* _REQUEST_
Take all the material and copy it exactly.

>> START MATERIAL PROVIDED

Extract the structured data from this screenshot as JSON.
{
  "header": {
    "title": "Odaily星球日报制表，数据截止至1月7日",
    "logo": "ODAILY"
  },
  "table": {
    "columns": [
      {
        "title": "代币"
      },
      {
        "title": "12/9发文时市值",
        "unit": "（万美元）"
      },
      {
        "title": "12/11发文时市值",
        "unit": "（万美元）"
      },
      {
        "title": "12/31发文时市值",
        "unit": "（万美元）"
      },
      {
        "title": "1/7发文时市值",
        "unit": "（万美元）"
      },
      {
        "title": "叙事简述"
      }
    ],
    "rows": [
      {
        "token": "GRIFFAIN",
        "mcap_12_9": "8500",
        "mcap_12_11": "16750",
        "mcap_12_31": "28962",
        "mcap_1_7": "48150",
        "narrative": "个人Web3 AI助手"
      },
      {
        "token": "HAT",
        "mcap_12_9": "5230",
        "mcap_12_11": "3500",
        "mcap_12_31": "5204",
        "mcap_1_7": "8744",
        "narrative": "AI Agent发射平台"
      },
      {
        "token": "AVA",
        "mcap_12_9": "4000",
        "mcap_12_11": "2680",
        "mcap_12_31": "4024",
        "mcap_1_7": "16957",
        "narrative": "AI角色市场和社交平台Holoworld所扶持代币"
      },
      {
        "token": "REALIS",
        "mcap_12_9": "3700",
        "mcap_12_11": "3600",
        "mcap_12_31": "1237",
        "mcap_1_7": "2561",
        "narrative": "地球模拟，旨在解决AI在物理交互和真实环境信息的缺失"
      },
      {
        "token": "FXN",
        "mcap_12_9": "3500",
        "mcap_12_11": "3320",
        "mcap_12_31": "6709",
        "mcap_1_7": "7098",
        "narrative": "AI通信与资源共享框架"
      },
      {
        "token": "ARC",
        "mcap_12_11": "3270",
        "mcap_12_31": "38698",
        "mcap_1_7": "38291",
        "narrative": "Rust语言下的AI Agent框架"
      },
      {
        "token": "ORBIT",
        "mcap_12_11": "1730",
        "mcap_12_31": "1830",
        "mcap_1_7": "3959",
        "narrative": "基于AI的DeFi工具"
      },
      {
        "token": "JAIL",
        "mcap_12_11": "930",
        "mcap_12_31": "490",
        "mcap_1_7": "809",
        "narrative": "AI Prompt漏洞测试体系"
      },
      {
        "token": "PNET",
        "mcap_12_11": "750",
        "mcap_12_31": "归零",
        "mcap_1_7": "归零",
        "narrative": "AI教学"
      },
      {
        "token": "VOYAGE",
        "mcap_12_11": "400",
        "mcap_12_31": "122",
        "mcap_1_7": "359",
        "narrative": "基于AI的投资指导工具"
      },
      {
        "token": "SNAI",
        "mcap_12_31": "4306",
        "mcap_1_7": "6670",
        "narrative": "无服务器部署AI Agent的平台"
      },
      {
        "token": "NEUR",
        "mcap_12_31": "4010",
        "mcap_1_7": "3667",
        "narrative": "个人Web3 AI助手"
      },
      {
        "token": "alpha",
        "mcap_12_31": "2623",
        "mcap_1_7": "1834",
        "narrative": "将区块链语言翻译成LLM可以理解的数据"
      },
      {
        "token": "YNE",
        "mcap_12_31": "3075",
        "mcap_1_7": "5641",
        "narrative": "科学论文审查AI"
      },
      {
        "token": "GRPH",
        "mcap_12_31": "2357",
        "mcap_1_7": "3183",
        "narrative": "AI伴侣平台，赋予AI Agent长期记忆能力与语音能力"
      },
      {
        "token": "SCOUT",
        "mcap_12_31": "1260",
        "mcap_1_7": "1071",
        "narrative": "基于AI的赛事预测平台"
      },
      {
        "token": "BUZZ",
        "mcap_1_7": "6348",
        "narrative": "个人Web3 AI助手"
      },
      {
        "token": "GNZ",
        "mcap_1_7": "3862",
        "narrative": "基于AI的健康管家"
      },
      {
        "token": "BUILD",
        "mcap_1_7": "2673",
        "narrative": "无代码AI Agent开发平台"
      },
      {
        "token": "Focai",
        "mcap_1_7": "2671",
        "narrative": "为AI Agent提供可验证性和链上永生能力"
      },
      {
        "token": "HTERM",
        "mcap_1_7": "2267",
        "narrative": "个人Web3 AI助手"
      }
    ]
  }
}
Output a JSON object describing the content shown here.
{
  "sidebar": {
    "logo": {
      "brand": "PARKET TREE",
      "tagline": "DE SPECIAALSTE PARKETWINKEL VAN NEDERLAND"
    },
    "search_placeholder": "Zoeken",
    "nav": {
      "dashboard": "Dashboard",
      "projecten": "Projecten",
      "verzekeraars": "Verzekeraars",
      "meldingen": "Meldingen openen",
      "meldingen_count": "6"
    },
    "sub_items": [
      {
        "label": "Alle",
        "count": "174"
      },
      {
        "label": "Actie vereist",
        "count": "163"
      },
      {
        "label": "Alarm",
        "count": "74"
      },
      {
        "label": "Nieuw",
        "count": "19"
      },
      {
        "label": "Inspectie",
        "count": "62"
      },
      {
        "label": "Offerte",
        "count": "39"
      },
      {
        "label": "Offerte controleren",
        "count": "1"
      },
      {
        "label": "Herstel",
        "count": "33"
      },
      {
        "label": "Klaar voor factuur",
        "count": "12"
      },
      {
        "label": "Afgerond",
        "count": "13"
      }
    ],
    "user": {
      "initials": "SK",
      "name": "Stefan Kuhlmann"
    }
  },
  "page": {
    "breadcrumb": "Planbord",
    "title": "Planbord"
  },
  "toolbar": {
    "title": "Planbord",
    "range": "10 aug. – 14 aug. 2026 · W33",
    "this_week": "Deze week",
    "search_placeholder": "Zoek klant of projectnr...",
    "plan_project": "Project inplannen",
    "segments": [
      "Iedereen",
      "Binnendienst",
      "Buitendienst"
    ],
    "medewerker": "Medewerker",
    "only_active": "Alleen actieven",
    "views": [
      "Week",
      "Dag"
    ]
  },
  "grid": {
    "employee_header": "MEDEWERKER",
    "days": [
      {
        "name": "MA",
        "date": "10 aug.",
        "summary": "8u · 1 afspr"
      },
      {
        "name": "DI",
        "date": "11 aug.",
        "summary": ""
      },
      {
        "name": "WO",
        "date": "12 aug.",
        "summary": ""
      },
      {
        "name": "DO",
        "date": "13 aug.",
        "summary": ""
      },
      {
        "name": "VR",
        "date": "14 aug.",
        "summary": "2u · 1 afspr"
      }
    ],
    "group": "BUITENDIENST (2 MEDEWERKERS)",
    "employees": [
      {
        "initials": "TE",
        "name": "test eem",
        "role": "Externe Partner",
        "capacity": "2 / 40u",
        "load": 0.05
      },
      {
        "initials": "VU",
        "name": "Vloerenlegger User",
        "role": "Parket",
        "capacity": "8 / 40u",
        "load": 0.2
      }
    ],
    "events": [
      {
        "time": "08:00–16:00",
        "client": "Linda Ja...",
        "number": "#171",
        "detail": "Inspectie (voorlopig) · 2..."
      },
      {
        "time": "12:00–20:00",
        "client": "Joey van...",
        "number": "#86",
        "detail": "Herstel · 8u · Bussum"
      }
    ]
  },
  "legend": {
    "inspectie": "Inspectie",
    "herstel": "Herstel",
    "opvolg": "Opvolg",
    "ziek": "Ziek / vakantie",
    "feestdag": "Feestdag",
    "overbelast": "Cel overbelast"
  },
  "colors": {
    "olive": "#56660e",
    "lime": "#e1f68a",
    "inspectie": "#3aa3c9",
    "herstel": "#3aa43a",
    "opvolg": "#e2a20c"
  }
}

>> END MATERIAL PROVIDED

* _TASK OUTPUT_
Extract the structured data from this screenshot as JSON.
{
  "header": {
    "title": "Odaily星球日报制表，数据截止至1月7日",
    "logo": "ODAILY"
  },
  "table": {
    "columns": [
      {
        "title": "代币"
      },
      {
        "title": "12/9发文时市值",
        "unit": "（万美元）"
      },
      {
        "title": "12/11发文时市值",
        "unit": "（万美元）"
      },
      {
        "title": "12/31发文时市值",
        "unit": "（万美元）"
      },
      {
        "title": "1/7发文时市值",
        "unit": "（万美元）"
      },
      {
        "title": "叙事简述"
      }
    ],
    "rows": [
      {
        "token": "GRIFFAIN",
        "mcap_12_9": "8500",
        "mcap_12_11": "16750",
        "mcap_12_31": "28962",
        "mcap_1_7": "48150",
        "narrative": "个人Web3 AI助手"
      },
      {
        "token": "HAT",
        "mcap_12_9": "5230",
        "mcap_12_11": "3500",
        "mcap_12_31": "5204",
        "mcap_1_7": "8744",
        "narrative": "AI Agent发射平台"
      },
      {
        "token": "AVA",
        "mcap_12_9": "4000",
        "mcap_12_11": "2680",
        "mcap_12_31": "4024",
        "mcap_1_7": "16957",
        "narrative": "AI角色市场和社交平台Holoworld所扶持代币"
      },
      {
        "token": "REALIS",
        "mcap_12_9": "3700",
        "mcap_12_11": "3600",
        "mcap_12_31": "1237",
        "mcap_1_7": "2561",
        "narrative": "地球模拟，旨在解决AI在物理交互和真实环境信息的缺失"
      },
      {
        "token": "FXN",
        "mcap_12_9": "3500",
        "mcap_12_11": "3320",
        "mcap_12_31": "6709",
        "mcap_1_7": "7098",
        "narrative": "AI通信与资源共享框架"
      },
      {
        "token": "ARC",
        "mcap_12_11": "3270",
        "mcap_12_31": "38698",
        "mcap_1_7": "38291",
        "narrative": "Rust语言下的AI Agent框架"
      },
      {
        "token": "ORBIT",
        "mcap_12_11": "1730",
        "mcap_12_31": "1830",
        "mcap_1_7": "3959",
        "narrative": "基于AI的DeFi工具"
      },
      {
        "token": "JAIL",
        "mcap_12_11": "930",
        "mcap_12_31": "490",
        "mcap_1_7": "809",
        "narrative": "AI Prompt漏洞测试体系"
      },
      {
        "token": "PNET",
        "mcap_12_11": "750",
        "mcap_12_31": "归零",
        "mcap_1_7": "归零",
        "narrative": "AI教学"
      },
      {
        "token": "VOYAGE",
        "mcap_12_11": "400",
        "mcap_12_31": "122",
        "mcap_1_7": "359",
        "narrative": "基于AI的投资指导工具"
      },
      {
        "token": "SNAI",
        "mcap_12_31": "4306",
        "mcap_1_7": "6670",
        "narrative": "无服务器部署AI Agent的平台"
      },
      {
        "token": "NEUR",
        "mcap_12_31": "4010",
        "mcap_1_7": "3667",
        "narrative": "个人Web3 AI助手"
      },
      {
        "token": "alpha",
        "mcap_12_31": "2623",
        "mcap_1_7": "1834",
        "narrative": "将区块链语言翻译成LLM可以理解的数据"
      },
      {
        "token": "YNE",
        "mcap_12_31": "3075",
        "mcap_1_7": "5641",
        "narrative": "科学论文审查AI"
      },
      {
        "token": "GRPH",
        "mcap_12_31": "2357",
        "mcap_1_7": "3183",
        "narrative": "AI伴侣平台，赋予AI Agent长期记忆能力与语音能力"
      },
      {
        "token": "SCOUT",
        "mcap_12_31": "1260",
        "mcap_1_7": "1071",
        "narrative": "基于AI的赛事预测平台"
      },
      {
        "token": "BUZZ",
        "mcap_1_7": "6348",
        "narrative": "个人Web3 AI助手"
      },
      {
        "token": "GNZ",
        "mcap_1_7": "3862",
        "narrative": "基于AI的健康管家"
      },
      {
        "token": "BUILD",
        "mcap_1_7": "2673",
        "narrative": "无代码AI Agent开发平台"
      },
      {
        "token": "Focai",
        "mcap_1_7": "2671",
        "narrative": "为AI Agent提供可验证性和链上永生能力"
      },
      {
        "token": "HTERM",
        "mcap_1_7": "2267",
        "narrative": "个人Web3 AI助手"
      }
    ]
  }
}
Output a JSON object describing the content shown here.
{
  "sidebar": {
    "logo": {
      "brand": "PARKET TREE",
      "tagline": "DE SPECIAALSTE PARKETWINKEL VAN NEDERLAND"
    },
    "search_placeholder": "Zoeken",
    "nav": {
      "dashboard": "Dashboard",
      "projecten": "Projecten",
      "verzekeraars": "Verzekeraars",
      "meldingen": "Meldingen openen",
      "meldingen_count": "6"
    },
    "sub_items": [
      {
        "label": "Alle",
        "count": "174"
      },
      {
        "label": "Actie vereist",
        "count": "163"
      },
      {
        "label": "Alarm",
        "count": "74"
      },
      {
        "label": "Nieuw",
        "count": "19"
      },
      {
        "label": "Inspectie",
        "count": "62"
      },
      {
        "label": "Offerte",
        "count": "39"
      },
      {
        "label": "Offerte controleren",
        "count": "1"
      },
      {
        "label": "Herstel",
        "count": "33"
      },
      {
        "label": "Klaar voor factuur",
        "count": "12"
      },
      {
        "label": "Afgerond",
        "count": "13"
      }
    ],
    "user": {
      "initials": "SK",
      "name": "Stefan Kuhlmann"
    }
  },
  "page": {
    "breadcrumb": "Planbord",
    "title": "Planbord"
  },
  "toolbar": {
    "title": "Planbord",
    "range": "10 aug. – 14 aug. 2026 · W33",
    "this_week": "Deze week",
    "search_placeholder": "Zoek klant of projectnr...",
    "plan_project": "Project inplannen",
    "segments": [
      "Iedereen",
      "Binnendienst",
      "Buitendienst"
    ],
    "medewerker": "Medewerker",
    "only_active": "Alleen actieven",
    "views": [
      "Week",
      "Dag"
    ]
  },
  "grid": {
    "employee_header": "MEDEWERKER",
    "days": [
      {
        "name": "MA",
        "date": "10 aug.",
        "summary": "8u · 1 afspr"
      },
      {
        "name": "DI",
        "date": "11 aug.",
        "summary": ""
      },
      {
        "name": "WO",
        "date": "12 aug.",
        "summary": ""
      },
      {
        "name": "DO",
        "date": "13 aug.",
        "summary": ""
      },
      {
        "name": "VR",
        "date": "14 aug.",
        "summary": "2u · 1 afspr"
      }
    ],
    "group": "BUITENDIENST (2 MEDEWERKERS)",
    "employees": [
      {
        "initials": "TE",
        "name": "test eem",
        "role": "Externe Partner",
        "capacity": "2 / 40u",
        "load": 0.05
      },
      {
        "initials": "VU",
        "name": "Vloerenlegger User",
        "role": "Parket",
        "capacity": "8 / 40u",
        "load": 0.2
      }
    ],
    "events": [
      {
        "time": "08:00–16:00",
        "client": "Linda Ja...",
        "number": "#171",
        "detail": "Inspectie (voorlopig) · 2..."
      },
      {
        "time": "12:00–20:00",
        "client": "Joey van...",
        "number": "#86",
        "detail": "Herstel · 8u · Bussum"
      }
    ]
  },
  "legend": {
    "inspectie": "Inspectie",
    "herstel": "Herstel",
    "opvolg": "Opvolg",
    "ziek": "Ziek / vakantie",
    "feestdag": "Feestdag",
    "overbelast": "Cel overbelast"
  },
  "colors": {
    "olive": "#56660e",
    "lime": "#e1f68a",
    "inspectie": "#3aa3c9",
    "herstel": "#3aa43a",
    "opvolg": "#e2a20c"
  }
}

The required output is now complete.